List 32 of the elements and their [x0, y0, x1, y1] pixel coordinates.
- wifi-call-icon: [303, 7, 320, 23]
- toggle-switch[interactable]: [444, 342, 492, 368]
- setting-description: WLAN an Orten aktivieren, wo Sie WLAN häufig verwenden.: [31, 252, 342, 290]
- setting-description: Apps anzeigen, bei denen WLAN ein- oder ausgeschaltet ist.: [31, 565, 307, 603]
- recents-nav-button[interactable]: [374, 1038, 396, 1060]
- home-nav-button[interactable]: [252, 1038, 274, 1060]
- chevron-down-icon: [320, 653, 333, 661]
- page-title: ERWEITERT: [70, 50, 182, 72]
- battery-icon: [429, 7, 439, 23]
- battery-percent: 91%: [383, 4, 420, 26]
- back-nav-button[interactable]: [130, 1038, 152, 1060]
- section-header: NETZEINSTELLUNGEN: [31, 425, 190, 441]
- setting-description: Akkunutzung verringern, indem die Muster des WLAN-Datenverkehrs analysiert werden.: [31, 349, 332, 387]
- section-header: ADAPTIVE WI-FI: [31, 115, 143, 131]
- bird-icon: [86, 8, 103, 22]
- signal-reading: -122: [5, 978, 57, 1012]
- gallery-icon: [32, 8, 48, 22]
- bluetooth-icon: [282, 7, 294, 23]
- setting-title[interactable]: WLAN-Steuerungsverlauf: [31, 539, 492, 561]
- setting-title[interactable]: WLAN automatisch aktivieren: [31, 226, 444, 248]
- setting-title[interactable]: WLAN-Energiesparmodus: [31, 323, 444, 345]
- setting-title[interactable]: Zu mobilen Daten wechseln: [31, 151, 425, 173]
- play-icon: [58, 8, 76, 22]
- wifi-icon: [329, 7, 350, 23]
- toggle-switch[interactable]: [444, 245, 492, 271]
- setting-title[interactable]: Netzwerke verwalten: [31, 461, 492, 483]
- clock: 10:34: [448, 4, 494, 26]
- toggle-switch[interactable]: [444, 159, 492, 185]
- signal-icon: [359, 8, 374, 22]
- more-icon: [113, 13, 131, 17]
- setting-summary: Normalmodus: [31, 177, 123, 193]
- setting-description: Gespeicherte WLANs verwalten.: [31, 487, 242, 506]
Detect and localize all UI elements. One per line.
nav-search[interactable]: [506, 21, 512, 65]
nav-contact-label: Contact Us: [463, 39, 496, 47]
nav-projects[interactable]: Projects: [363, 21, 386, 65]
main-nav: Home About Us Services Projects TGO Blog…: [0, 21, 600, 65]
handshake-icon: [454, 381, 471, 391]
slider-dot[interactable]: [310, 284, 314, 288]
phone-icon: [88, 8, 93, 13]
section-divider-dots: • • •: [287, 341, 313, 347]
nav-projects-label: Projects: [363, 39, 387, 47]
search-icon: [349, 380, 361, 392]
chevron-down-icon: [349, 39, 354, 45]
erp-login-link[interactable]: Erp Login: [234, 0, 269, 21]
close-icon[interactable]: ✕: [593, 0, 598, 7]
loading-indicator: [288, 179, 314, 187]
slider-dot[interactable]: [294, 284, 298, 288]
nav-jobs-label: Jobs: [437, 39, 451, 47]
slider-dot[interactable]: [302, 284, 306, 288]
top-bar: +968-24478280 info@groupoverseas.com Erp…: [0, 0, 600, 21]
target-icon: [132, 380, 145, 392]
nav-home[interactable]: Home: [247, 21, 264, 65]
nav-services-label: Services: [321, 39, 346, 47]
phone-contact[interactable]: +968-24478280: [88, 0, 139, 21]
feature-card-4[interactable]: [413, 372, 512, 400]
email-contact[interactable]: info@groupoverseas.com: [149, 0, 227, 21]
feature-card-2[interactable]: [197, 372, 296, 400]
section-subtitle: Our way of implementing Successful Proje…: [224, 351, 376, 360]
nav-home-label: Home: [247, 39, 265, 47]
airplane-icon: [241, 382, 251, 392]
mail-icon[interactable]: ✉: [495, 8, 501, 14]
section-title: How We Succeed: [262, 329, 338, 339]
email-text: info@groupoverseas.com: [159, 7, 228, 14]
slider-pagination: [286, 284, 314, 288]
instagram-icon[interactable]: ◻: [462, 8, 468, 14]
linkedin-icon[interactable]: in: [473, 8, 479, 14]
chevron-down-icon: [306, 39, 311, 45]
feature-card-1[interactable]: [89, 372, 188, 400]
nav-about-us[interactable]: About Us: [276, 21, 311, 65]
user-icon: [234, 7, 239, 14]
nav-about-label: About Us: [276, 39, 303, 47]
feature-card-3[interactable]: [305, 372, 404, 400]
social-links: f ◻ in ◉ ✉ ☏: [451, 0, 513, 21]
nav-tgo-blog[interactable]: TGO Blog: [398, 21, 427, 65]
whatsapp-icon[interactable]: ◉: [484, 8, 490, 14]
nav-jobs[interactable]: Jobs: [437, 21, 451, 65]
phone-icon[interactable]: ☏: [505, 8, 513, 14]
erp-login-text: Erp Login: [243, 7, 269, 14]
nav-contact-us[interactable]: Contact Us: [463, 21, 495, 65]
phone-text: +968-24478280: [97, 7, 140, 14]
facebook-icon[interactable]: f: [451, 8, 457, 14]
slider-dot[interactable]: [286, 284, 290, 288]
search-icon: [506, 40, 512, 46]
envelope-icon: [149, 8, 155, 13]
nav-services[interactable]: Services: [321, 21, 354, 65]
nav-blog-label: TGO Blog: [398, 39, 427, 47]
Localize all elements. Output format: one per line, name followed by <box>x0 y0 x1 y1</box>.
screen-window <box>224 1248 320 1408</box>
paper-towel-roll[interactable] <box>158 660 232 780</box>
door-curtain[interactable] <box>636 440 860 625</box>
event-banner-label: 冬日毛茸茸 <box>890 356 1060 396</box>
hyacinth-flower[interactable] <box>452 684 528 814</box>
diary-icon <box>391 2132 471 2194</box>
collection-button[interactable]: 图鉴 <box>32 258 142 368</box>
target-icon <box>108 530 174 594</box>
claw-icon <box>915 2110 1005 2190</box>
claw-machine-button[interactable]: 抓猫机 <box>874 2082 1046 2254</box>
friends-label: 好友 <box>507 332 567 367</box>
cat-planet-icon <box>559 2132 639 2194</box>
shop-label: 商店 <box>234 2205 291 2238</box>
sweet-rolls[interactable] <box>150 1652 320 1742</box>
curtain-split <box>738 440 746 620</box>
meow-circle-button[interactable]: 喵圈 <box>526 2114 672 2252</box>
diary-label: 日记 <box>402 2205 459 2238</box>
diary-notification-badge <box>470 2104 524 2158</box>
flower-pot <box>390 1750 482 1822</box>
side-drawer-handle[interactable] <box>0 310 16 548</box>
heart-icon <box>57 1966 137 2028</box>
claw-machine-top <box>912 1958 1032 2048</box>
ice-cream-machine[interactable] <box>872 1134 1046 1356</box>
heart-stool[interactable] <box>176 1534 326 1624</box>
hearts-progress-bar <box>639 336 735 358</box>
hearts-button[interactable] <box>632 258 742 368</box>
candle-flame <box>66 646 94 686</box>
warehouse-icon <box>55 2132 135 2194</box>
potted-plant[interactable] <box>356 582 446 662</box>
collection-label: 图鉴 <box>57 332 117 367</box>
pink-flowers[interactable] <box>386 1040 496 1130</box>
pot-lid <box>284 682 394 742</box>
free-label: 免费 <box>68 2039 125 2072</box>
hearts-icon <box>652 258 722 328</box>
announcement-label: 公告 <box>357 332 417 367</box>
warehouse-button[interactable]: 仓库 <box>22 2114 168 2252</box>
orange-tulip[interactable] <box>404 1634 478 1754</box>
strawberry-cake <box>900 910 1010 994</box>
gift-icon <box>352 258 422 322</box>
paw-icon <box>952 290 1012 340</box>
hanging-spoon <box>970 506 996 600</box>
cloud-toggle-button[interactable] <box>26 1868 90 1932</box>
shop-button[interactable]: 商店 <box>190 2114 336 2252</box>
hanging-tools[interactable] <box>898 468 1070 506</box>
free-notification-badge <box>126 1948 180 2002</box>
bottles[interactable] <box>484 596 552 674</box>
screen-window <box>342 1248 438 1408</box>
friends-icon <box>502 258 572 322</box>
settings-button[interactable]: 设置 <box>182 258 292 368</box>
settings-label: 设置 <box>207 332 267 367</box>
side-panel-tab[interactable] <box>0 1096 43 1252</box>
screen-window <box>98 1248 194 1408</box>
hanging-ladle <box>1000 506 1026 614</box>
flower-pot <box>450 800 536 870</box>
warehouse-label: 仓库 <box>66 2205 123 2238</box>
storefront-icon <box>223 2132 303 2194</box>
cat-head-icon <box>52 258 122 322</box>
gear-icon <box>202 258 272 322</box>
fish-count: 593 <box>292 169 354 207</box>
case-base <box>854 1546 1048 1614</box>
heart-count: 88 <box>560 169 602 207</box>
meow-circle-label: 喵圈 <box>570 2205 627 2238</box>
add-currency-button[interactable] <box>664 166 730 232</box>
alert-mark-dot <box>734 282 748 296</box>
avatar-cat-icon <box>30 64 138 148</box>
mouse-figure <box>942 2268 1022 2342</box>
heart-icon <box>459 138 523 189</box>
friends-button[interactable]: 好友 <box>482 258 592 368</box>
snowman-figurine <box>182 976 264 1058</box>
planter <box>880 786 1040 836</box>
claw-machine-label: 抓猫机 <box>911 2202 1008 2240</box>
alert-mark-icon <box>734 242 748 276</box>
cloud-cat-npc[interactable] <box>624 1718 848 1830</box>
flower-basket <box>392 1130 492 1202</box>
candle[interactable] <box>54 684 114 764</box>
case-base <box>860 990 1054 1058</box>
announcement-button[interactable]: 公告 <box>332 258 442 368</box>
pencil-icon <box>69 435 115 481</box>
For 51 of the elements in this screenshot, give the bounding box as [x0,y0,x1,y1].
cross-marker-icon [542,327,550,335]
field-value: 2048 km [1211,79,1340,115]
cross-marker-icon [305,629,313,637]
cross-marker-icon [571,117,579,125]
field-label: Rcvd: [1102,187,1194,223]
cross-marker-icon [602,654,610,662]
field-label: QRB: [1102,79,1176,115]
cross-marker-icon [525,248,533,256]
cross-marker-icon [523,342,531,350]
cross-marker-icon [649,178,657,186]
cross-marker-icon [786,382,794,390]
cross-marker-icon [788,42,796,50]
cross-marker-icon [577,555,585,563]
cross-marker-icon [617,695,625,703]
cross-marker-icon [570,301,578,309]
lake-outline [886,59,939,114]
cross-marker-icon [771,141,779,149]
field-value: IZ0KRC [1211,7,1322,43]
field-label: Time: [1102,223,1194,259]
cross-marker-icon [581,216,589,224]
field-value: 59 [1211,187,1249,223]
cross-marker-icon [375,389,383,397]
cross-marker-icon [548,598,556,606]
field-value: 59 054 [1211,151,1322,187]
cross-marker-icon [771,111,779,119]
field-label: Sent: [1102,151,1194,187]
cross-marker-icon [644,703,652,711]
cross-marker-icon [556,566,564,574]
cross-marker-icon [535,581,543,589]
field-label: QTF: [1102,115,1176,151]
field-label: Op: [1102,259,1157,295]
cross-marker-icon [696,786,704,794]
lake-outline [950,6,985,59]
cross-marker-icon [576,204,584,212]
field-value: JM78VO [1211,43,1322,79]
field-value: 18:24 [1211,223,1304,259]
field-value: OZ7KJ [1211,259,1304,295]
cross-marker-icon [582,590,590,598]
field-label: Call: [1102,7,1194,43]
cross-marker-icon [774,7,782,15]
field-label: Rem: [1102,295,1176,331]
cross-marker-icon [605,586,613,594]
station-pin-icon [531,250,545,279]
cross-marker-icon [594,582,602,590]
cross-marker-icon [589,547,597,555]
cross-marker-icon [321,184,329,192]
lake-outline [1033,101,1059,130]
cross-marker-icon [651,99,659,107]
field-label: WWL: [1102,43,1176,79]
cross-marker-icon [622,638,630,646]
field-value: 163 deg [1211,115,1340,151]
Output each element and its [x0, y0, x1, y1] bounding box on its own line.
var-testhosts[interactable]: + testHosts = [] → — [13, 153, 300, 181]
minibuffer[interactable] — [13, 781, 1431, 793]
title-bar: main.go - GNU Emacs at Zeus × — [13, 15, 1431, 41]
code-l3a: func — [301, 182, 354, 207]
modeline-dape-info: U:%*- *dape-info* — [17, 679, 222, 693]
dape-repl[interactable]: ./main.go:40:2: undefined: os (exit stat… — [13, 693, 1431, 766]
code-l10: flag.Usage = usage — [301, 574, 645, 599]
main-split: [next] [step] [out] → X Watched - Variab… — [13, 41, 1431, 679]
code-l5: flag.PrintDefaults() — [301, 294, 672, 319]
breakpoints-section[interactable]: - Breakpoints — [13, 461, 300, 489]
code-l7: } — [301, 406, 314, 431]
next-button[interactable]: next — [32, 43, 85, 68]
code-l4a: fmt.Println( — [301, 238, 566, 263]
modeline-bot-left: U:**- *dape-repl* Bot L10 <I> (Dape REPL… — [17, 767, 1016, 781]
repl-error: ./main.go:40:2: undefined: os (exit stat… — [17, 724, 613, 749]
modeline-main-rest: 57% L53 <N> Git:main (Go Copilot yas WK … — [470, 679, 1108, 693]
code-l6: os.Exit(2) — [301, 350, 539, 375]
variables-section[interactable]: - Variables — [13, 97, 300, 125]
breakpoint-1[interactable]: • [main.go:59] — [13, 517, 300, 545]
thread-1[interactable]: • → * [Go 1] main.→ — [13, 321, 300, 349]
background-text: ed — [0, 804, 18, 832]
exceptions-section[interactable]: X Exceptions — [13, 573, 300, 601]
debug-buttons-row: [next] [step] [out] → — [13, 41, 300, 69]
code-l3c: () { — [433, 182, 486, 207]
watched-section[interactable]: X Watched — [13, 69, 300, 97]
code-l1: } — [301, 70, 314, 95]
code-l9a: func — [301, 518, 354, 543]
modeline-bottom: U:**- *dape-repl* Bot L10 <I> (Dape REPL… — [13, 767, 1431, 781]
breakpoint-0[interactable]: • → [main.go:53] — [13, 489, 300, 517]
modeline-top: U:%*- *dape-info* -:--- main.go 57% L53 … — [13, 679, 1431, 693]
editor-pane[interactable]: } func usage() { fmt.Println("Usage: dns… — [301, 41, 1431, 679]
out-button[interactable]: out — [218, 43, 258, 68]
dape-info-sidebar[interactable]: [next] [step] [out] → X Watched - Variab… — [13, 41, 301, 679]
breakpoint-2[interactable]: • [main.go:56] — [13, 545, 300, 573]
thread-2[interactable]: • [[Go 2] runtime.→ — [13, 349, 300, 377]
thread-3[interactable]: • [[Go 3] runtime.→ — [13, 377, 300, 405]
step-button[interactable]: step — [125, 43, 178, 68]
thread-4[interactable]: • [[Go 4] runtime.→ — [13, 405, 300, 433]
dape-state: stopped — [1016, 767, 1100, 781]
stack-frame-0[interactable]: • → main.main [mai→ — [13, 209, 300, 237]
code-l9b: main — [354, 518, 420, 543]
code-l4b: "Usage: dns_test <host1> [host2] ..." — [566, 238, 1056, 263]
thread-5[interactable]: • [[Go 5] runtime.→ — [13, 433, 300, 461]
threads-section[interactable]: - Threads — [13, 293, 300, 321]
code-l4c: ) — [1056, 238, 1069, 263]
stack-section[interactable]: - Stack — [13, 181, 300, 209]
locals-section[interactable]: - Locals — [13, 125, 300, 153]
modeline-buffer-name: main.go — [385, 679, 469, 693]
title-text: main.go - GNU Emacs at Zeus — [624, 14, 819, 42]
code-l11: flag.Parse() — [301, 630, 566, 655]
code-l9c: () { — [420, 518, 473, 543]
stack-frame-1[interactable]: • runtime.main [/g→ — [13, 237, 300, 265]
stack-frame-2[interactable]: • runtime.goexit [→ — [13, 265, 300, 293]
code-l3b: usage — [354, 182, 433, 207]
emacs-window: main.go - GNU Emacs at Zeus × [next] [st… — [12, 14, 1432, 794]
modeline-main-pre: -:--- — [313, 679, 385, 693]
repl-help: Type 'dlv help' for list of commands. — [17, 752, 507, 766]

· · · · · · ·

● **Required task**
Could you repeat the listing exactly, from its start through the line containing "- setting-summary: Normalmodus: [31, 177, 123, 193]"?

● **Output**
List 32 of the elements and their [x0, y0, x1, y1] pixel coordinates.
- wifi-call-icon: [303, 7, 320, 23]
- toggle-switch[interactable]: [444, 342, 492, 368]
- setting-description: WLAN an Orten aktivieren, wo Sie WLAN häufig verwenden.: [31, 252, 342, 290]
- setting-description: Apps anzeigen, bei denen WLAN ein- oder ausgeschaltet ist.: [31, 565, 307, 603]
- recents-nav-button[interactable]: [374, 1038, 396, 1060]
- home-nav-button[interactable]: [252, 1038, 274, 1060]
- chevron-down-icon: [320, 653, 333, 661]
- page-title: ERWEITERT: [70, 50, 182, 72]
- battery-icon: [429, 7, 439, 23]
- battery-percent: 91%: [383, 4, 420, 26]
- back-nav-button[interactable]: [130, 1038, 152, 1060]
- section-header: NETZEINSTELLUNGEN: [31, 425, 190, 441]
- setting-description: Akkunutzung verringern, indem die Muster des WLAN-Datenverkehrs analysiert werden.: [31, 349, 332, 387]
- section-header: ADAPTIVE WI-FI: [31, 115, 143, 131]
- bird-icon: [86, 8, 103, 22]
- signal-reading: -122: [5, 978, 57, 1012]
- gallery-icon: [32, 8, 48, 22]
- bluetooth-icon: [282, 7, 294, 23]
- setting-title[interactable]: WLAN-Steuerungsverlauf: [31, 539, 492, 561]
- setting-title[interactable]: WLAN automatisch aktivieren: [31, 226, 444, 248]
- setting-title[interactable]: WLAN-Energiesparmodus: [31, 323, 444, 345]
- setting-title[interactable]: Zu mobilen Daten wechseln: [31, 151, 425, 173]
- play-icon: [58, 8, 76, 22]
- wifi-icon: [329, 7, 350, 23]
- toggle-switch[interactable]: [444, 245, 492, 271]
- setting-title[interactable]: Netzwerke verwalten: [31, 461, 492, 483]
- clock: 10:34: [448, 4, 494, 26]
- toggle-switch[interactable]: [444, 159, 492, 185]
- signal-icon: [359, 8, 374, 22]
- more-icon: [113, 13, 131, 17]
- setting-summary: Normalmodus: [31, 177, 123, 193]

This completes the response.